[Description of the task] Only the pictures are left out: repeat the rest of the entries exactly.

---------- Entries shown

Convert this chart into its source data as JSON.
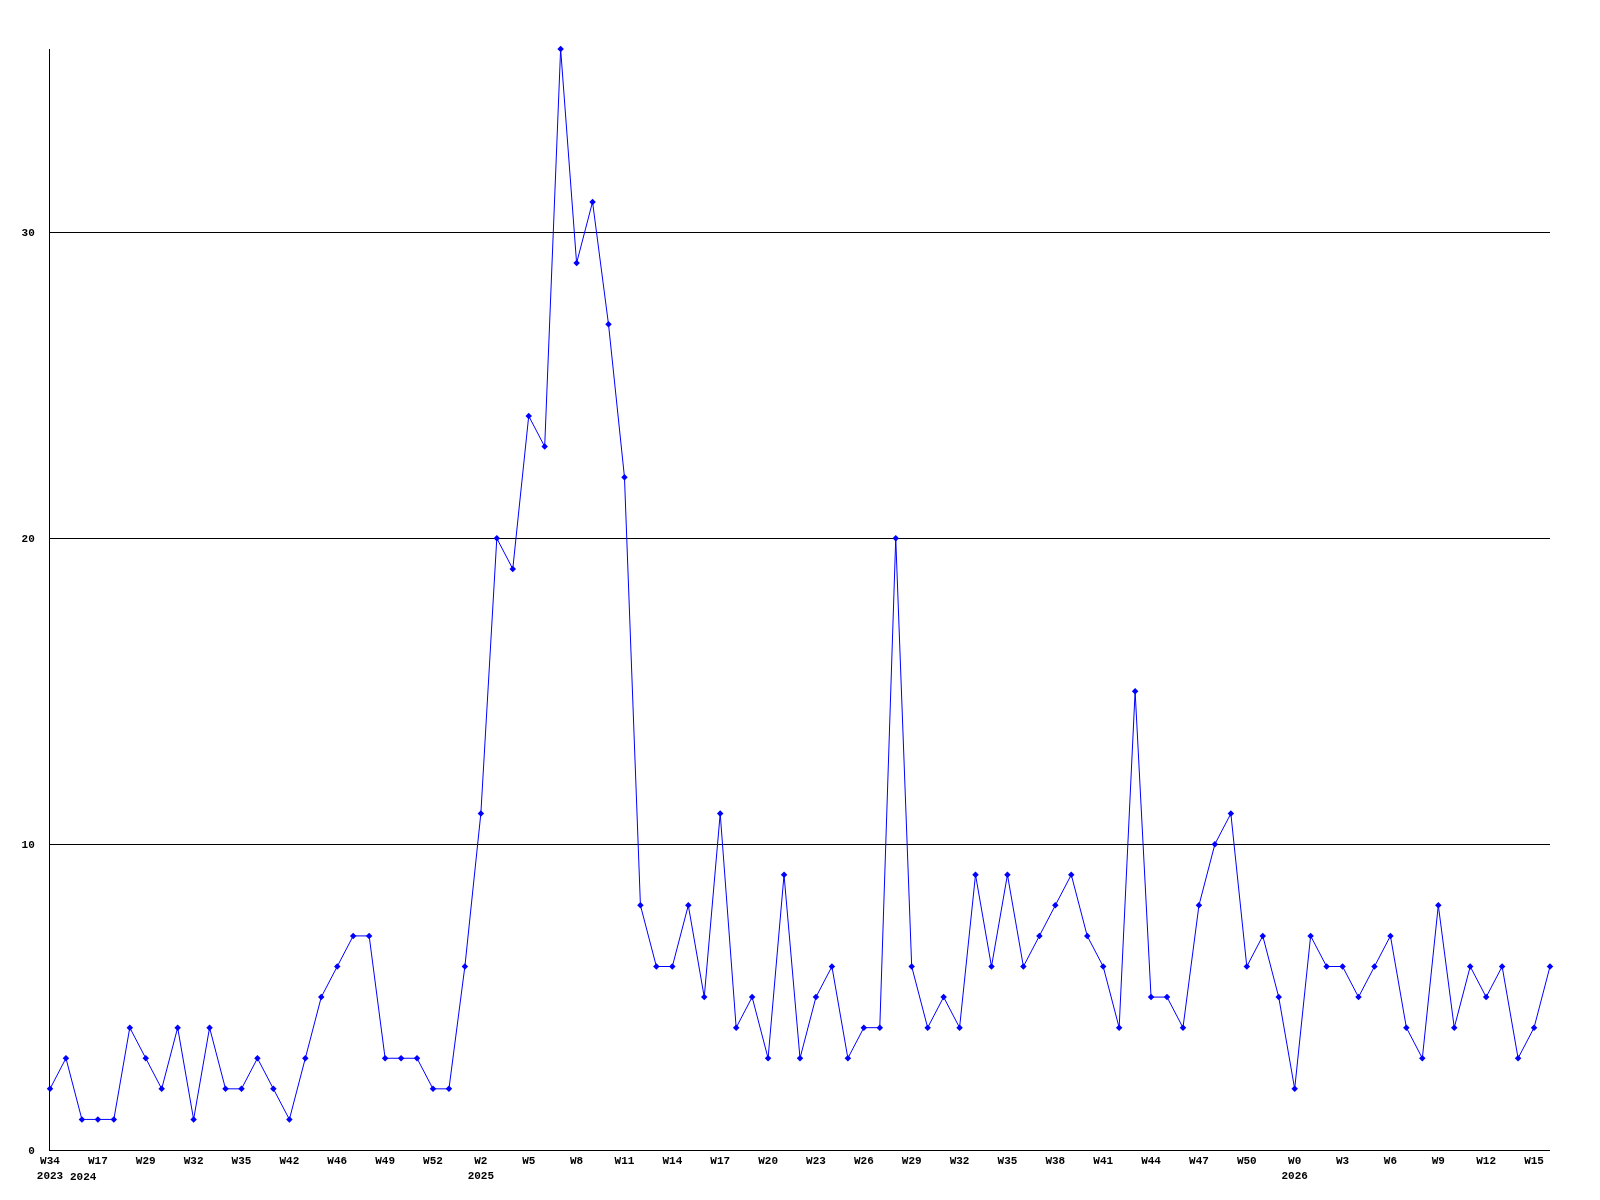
{
  "chart_data": {
    "type": "line",
    "categories": [
      "W34\n2023",
      null,
      null,
      "W17",
      null,
      null,
      "W29",
      null,
      null,
      "W32",
      null,
      null,
      "W35",
      null,
      null,
      "W42",
      null,
      null,
      "W46",
      null,
      null,
      "W49",
      null,
      null,
      "W52",
      null,
      null,
      "W2\n2025",
      null,
      null,
      "W5",
      null,
      null,
      "W8",
      null,
      null,
      "W11",
      null,
      null,
      "W14",
      null,
      null,
      "W17",
      null,
      null,
      "W20",
      null,
      null,
      "W23",
      null,
      null,
      "W26",
      null,
      null,
      "W29",
      null,
      null,
      "W32",
      null,
      null,
      "W35",
      null,
      null,
      "W38",
      null,
      null,
      "W41",
      null,
      null,
      "W44",
      null,
      null,
      "W47",
      null,
      null,
      "W50",
      null,
      null,
      "W0\n2026",
      null,
      null,
      "W3",
      null,
      null,
      "W6",
      null,
      null,
      "W9",
      null,
      null,
      "W12",
      null,
      null,
      "W15",
      null
    ],
    "series": [
      {
        "color": "#0000ff",
        "values": [
          2,
          3,
          1,
          1,
          1,
          4,
          3,
          2,
          4,
          1,
          4,
          2,
          2,
          3,
          2,
          1,
          3,
          5,
          6,
          7,
          7,
          3,
          3,
          3,
          2,
          2,
          6,
          11,
          20,
          19,
          24,
          23,
          36,
          29,
          31,
          27,
          22,
          8,
          6,
          6,
          8,
          5,
          11,
          4,
          5,
          3,
          9,
          3,
          5,
          6,
          3,
          4,
          4,
          20,
          6,
          4,
          5,
          4,
          9,
          6,
          9,
          6,
          7,
          8,
          9,
          7,
          6,
          4,
          15,
          5,
          5,
          4,
          8,
          10,
          11,
          6,
          7,
          5,
          2,
          7,
          6,
          6,
          5,
          6,
          7,
          4,
          3,
          8,
          4,
          6,
          5,
          6,
          3,
          4,
          6
        ]
      }
    ],
    "annotations": [
      "2024"
    ],
    "ylim": [
      0,
      36
    ],
    "yticks": [
      0,
      10,
      20,
      30
    ],
    "grid": "y",
    "marker": "diamond",
    "line_style": "solid"
  }
}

--------------------

[Output of the task]
Convert this chart into its source data as JSON.
{
  "chart_data": {
    "type": "line",
    "categories": [
      "W34\n2023",
      null,
      null,
      "W17",
      null,
      null,
      "W29",
      null,
      null,
      "W32",
      null,
      null,
      "W35",
      null,
      null,
      "W42",
      null,
      null,
      "W46",
      null,
      null,
      "W49",
      null,
      null,
      "W52",
      null,
      null,
      "W2\n2025",
      null,
      null,
      "W5",
      null,
      null,
      "W8",
      null,
      null,
      "W11",
      null,
      null,
      "W14",
      null,
      null,
      "W17",
      null,
      null,
      "W20",
      null,
      null,
      "W23",
      null,
      null,
      "W26",
      null,
      null,
      "W29",
      null,
      null,
      "W32",
      null,
      null,
      "W35",
      null,
      null,
      "W38",
      null,
      null,
      "W41",
      null,
      null,
      "W44",
      null,
      null,
      "W47",
      null,
      null,
      "W50",
      null,
      null,
      "W0\n2026",
      null,
      null,
      "W3",
      null,
      null,
      "W6",
      null,
      null,
      "W9",
      null,
      null,
      "W12",
      null,
      null,
      "W15",
      null
    ],
    "series": [
      {
        "color": "#0000ff",
        "values": [
          2,
          3,
          1,
          1,
          1,
          4,
          3,
          2,
          4,
          1,
          4,
          2,
          2,
          3,
          2,
          1,
          3,
          5,
          6,
          7,
          7,
          3,
          3,
          3,
          2,
          2,
          6,
          11,
          20,
          19,
          24,
          23,
          36,
          29,
          31,
          27,
          22,
          8,
          6,
          6,
          8,
          5,
          11,
          4,
          5,
          3,
          9,
          3,
          5,
          6,
          3,
          4,
          4,
          20,
          6,
          4,
          5,
          4,
          9,
          6,
          9,
          6,
          7,
          8,
          9,
          7,
          6,
          4,
          15,
          5,
          5,
          4,
          8,
          10,
          11,
          6,
          7,
          5,
          2,
          7,
          6,
          6,
          5,
          6,
          7,
          4,
          3,
          8,
          4,
          6,
          5,
          6,
          3,
          4,
          6
        ]
      }
    ],
    "annotations": [
      "2024"
    ],
    "ylim": [
      0,
      36
    ],
    "yticks": [
      0,
      10,
      20,
      30
    ],
    "grid": "y",
    "marker": "diamond",
    "line_style": "solid"
  }
}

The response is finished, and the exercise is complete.